Aim of the task: Show all lines holding "title".

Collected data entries
▽
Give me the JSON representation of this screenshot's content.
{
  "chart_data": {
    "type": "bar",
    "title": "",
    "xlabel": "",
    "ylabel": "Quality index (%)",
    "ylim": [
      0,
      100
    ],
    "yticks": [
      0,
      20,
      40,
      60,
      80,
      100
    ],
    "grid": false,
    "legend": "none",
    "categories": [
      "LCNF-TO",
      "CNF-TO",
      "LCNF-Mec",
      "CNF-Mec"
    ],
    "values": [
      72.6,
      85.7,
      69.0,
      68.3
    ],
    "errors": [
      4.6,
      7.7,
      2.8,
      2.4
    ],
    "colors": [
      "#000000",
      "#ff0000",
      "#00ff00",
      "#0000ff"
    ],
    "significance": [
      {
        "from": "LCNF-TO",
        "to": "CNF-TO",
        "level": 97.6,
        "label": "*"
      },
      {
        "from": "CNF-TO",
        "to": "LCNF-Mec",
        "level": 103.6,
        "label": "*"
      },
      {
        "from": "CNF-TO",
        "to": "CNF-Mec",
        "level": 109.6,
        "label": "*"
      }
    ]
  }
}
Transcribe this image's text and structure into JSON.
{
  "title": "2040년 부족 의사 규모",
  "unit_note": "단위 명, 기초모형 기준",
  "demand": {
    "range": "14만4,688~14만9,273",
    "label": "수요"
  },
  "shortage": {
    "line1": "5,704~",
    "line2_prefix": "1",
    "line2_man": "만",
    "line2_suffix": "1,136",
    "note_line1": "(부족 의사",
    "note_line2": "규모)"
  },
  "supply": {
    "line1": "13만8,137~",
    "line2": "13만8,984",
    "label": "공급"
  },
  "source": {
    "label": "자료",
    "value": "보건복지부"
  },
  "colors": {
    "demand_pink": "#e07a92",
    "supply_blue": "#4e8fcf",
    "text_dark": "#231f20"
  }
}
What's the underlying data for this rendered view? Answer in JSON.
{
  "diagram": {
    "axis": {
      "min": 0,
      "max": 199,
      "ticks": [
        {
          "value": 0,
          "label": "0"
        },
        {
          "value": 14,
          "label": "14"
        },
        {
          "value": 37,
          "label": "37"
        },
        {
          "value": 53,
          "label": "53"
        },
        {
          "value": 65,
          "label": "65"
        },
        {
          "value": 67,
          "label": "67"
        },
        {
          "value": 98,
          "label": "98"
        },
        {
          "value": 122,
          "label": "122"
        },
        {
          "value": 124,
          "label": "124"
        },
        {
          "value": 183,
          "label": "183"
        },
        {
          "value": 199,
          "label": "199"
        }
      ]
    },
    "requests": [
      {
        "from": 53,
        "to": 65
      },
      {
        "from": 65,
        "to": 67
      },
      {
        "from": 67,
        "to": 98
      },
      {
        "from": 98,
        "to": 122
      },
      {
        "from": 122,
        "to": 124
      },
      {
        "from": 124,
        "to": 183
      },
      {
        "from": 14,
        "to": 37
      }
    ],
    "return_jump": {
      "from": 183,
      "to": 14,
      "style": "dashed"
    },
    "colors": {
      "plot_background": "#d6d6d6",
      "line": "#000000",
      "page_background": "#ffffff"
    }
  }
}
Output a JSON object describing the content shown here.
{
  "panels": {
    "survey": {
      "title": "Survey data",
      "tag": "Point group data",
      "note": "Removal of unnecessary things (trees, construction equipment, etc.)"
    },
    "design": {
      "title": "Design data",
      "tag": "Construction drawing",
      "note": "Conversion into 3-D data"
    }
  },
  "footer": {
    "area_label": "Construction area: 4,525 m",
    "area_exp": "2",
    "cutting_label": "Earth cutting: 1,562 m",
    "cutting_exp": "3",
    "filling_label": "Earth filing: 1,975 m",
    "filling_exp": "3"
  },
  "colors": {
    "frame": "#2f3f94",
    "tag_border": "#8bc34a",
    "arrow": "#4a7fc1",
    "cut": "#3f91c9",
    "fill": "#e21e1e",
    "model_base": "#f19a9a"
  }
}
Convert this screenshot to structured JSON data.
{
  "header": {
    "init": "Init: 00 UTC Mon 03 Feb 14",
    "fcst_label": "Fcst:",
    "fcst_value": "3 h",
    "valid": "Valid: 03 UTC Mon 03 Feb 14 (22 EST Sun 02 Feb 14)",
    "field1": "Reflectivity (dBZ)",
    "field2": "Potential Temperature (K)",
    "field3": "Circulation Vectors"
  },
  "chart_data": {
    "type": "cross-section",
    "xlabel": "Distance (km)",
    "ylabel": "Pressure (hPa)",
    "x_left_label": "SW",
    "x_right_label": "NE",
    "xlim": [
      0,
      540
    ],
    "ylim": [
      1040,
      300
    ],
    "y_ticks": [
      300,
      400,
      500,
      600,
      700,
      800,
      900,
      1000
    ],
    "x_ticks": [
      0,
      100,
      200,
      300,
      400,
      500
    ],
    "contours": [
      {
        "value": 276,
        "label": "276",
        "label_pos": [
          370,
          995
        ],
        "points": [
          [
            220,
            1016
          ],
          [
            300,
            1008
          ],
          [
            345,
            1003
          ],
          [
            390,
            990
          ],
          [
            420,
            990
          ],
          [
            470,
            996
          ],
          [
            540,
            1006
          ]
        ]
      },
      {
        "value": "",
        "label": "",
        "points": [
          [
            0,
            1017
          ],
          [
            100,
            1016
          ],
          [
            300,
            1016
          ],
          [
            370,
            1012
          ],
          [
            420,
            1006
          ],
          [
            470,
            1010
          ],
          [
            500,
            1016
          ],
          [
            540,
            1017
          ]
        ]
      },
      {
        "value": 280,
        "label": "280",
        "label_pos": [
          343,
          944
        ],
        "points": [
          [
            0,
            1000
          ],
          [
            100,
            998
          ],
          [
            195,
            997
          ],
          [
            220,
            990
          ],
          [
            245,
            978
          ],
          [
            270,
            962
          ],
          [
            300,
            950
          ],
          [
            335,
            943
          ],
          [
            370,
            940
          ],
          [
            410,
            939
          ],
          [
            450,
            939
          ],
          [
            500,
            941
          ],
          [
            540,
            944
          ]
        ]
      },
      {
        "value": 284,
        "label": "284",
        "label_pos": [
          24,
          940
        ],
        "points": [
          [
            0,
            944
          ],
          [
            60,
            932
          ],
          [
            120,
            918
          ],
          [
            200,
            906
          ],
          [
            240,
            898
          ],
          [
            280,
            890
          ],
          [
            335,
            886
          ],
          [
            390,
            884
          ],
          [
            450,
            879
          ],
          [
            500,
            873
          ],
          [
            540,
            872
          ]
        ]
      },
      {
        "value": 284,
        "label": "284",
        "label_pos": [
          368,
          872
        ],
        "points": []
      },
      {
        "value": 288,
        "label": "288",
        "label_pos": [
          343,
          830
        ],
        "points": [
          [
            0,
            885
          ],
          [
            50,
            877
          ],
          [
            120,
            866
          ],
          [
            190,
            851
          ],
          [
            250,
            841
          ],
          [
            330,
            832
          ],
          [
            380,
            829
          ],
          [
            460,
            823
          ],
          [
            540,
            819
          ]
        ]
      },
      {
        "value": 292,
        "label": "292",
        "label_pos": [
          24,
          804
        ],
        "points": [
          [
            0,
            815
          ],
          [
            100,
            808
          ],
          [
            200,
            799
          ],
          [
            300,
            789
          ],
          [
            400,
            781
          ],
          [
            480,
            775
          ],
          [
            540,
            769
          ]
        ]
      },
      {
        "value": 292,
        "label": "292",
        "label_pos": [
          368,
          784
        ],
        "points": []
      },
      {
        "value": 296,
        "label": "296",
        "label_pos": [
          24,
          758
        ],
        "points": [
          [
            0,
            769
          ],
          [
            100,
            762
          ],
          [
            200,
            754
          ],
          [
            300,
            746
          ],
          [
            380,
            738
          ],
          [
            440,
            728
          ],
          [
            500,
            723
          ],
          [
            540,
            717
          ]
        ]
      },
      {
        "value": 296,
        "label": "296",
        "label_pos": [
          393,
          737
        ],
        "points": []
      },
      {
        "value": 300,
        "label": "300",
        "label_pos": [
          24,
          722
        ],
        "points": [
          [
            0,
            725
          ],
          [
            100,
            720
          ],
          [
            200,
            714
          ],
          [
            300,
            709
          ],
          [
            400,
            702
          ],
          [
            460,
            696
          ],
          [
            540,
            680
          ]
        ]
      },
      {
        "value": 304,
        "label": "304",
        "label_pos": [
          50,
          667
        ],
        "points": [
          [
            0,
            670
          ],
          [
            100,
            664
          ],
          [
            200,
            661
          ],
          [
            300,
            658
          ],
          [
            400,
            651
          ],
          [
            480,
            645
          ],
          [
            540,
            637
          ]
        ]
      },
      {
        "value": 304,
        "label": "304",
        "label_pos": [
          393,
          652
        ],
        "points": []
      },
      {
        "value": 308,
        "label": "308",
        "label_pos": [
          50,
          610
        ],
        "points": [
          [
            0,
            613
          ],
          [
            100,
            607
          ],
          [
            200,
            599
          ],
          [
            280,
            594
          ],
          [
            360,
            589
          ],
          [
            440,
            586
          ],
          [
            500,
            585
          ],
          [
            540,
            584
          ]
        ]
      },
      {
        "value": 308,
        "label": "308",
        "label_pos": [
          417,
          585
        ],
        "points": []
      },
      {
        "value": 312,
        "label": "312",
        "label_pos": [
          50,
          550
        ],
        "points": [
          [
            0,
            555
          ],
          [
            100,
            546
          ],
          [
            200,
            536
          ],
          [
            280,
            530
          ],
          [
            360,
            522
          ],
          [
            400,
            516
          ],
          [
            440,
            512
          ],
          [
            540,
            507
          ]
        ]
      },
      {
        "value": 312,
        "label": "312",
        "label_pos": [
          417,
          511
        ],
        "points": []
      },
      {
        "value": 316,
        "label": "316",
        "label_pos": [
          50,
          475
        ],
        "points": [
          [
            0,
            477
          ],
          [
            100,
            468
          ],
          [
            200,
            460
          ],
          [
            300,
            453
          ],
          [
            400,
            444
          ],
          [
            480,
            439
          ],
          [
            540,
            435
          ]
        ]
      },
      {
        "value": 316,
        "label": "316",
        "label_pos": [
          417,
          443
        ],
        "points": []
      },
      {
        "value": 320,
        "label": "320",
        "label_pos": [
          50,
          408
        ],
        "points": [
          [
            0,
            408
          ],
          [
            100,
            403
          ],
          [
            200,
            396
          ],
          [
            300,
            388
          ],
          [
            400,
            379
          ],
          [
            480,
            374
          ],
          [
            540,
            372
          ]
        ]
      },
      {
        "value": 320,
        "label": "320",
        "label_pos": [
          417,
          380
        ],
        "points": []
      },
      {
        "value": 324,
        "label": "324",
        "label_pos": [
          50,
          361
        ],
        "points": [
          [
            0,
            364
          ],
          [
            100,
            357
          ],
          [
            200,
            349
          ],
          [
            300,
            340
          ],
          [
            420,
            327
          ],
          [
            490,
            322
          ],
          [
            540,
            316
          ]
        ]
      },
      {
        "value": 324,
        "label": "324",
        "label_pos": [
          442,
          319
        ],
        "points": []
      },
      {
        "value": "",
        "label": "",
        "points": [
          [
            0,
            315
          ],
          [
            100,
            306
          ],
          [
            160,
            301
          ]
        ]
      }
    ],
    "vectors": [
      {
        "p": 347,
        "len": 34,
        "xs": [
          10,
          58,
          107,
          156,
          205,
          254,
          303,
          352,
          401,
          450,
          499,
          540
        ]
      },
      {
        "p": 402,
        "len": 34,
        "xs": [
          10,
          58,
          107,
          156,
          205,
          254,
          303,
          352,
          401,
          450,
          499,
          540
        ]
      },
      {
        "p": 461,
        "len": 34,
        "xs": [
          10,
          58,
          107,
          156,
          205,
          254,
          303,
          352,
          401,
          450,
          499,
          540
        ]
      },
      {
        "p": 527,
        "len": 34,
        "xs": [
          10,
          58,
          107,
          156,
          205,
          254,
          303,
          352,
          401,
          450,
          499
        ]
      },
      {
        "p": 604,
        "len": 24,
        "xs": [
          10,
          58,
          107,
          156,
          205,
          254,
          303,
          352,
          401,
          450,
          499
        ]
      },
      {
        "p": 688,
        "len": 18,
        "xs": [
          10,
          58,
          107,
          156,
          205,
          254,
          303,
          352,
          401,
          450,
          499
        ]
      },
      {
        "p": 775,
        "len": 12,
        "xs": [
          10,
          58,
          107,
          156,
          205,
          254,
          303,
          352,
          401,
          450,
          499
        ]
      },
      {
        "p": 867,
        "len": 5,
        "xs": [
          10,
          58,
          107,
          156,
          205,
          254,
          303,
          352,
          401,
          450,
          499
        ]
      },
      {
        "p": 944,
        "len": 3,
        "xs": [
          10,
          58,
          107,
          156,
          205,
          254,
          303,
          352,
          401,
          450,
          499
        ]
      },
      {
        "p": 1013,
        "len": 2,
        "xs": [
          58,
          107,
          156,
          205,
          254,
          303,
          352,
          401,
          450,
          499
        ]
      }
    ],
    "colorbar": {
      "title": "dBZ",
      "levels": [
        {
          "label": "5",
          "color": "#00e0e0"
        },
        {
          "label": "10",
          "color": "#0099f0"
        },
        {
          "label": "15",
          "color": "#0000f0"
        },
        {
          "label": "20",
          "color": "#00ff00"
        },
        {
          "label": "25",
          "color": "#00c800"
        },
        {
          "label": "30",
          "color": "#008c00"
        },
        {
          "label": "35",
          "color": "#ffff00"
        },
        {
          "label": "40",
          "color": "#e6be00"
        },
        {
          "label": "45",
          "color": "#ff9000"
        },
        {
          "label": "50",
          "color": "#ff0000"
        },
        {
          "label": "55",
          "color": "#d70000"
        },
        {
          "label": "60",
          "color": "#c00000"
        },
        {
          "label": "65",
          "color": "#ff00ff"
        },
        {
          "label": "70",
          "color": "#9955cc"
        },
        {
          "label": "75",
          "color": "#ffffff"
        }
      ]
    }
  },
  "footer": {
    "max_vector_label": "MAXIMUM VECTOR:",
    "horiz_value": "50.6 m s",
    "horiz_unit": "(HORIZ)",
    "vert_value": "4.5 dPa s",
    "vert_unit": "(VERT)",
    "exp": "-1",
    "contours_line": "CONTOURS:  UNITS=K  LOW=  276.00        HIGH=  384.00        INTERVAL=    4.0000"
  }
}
△
The reply:
    "title": "",
  "title": "2040년 부족 의사 규모",
      "title": "Survey data",
      "title": "Design data",
      "title": "dBZ",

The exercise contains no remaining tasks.